Can you print the data exactly and leave out each image?

——

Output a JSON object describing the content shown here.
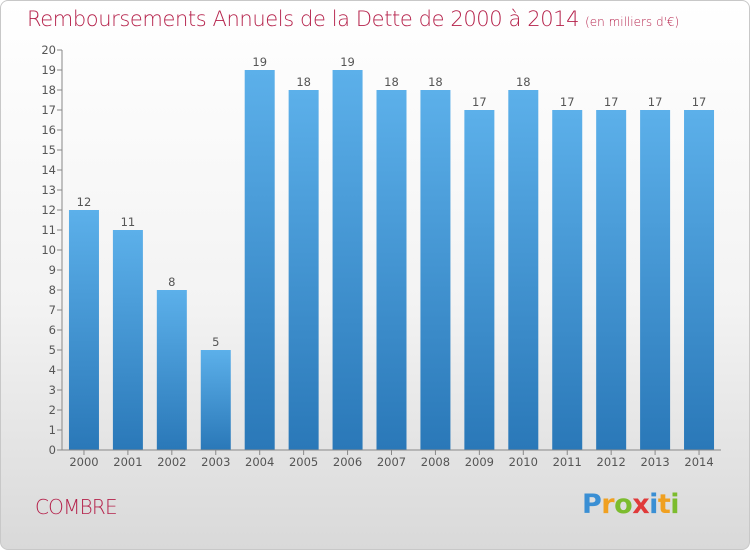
{
  "chart_data": {
    "type": "bar",
    "title": "Remboursements Annuels de la Dette de 2000 à 2014",
    "subtitle": "(en milliers d'€)",
    "categories": [
      "2000",
      "2001",
      "2002",
      "2003",
      "2004",
      "2005",
      "2006",
      "2007",
      "2008",
      "2009",
      "2010",
      "2011",
      "2012",
      "2013",
      "2014"
    ],
    "values": [
      12,
      11,
      8,
      5,
      19,
      18,
      19,
      18,
      18,
      17,
      18,
      17,
      17,
      17,
      17
    ],
    "ylim": [
      0,
      20
    ],
    "yticks": [
      0,
      1,
      2,
      3,
      4,
      5,
      6,
      7,
      8,
      9,
      10,
      11,
      12,
      13,
      14,
      15,
      16,
      17,
      18,
      19,
      20
    ],
    "grid": false,
    "data_labels": true,
    "colors": {
      "bar_top": "#5cb0ea",
      "bar_bottom": "#2a78b8",
      "text": "#b5224b"
    }
  },
  "footer": {
    "city": "COMBRE",
    "logo": {
      "letters": [
        {
          "char": "P",
          "color": "#3a8fd4"
        },
        {
          "char": "r",
          "color": "#f0a020"
        },
        {
          "char": "o",
          "color": "#7cbc2e"
        },
        {
          "char": "x",
          "color": "#e03a3a"
        },
        {
          "char": "i",
          "color": "#3a8fd4"
        },
        {
          "char": "t",
          "color": "#f0a020"
        },
        {
          "char": "i",
          "color": "#7cbc2e"
        }
      ]
    }
  }
}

——

Solution to this problem ->
Output a JSON object describing the content shown here.
{
  "chart_data": {
    "type": "bar",
    "title": "Remboursements Annuels de la Dette de 2000 à 2014",
    "subtitle": "(en milliers d'€)",
    "categories": [
      "2000",
      "2001",
      "2002",
      "2003",
      "2004",
      "2005",
      "2006",
      "2007",
      "2008",
      "2009",
      "2010",
      "2011",
      "2012",
      "2013",
      "2014"
    ],
    "values": [
      12,
      11,
      8,
      5,
      19,
      18,
      19,
      18,
      18,
      17,
      18,
      17,
      17,
      17,
      17
    ],
    "ylim": [
      0,
      20
    ],
    "yticks": [
      0,
      1,
      2,
      3,
      4,
      5,
      6,
      7,
      8,
      9,
      10,
      11,
      12,
      13,
      14,
      15,
      16,
      17,
      18,
      19,
      20
    ],
    "grid": false,
    "data_labels": true,
    "colors": {
      "bar_top": "#5cb0ea",
      "bar_bottom": "#2a78b8",
      "text": "#b5224b"
    }
  },
  "footer": {
    "city": "COMBRE",
    "logo": {
      "letters": [
        {
          "char": "P",
          "color": "#3a8fd4"
        },
        {
          "char": "r",
          "color": "#f0a020"
        },
        {
          "char": "o",
          "color": "#7cbc2e"
        },
        {
          "char": "x",
          "color": "#e03a3a"
        },
        {
          "char": "i",
          "color": "#3a8fd4"
        },
        {
          "char": "t",
          "color": "#f0a020"
        },
        {
          "char": "i",
          "color": "#7cbc2e"
        }
      ]
    }
  }
}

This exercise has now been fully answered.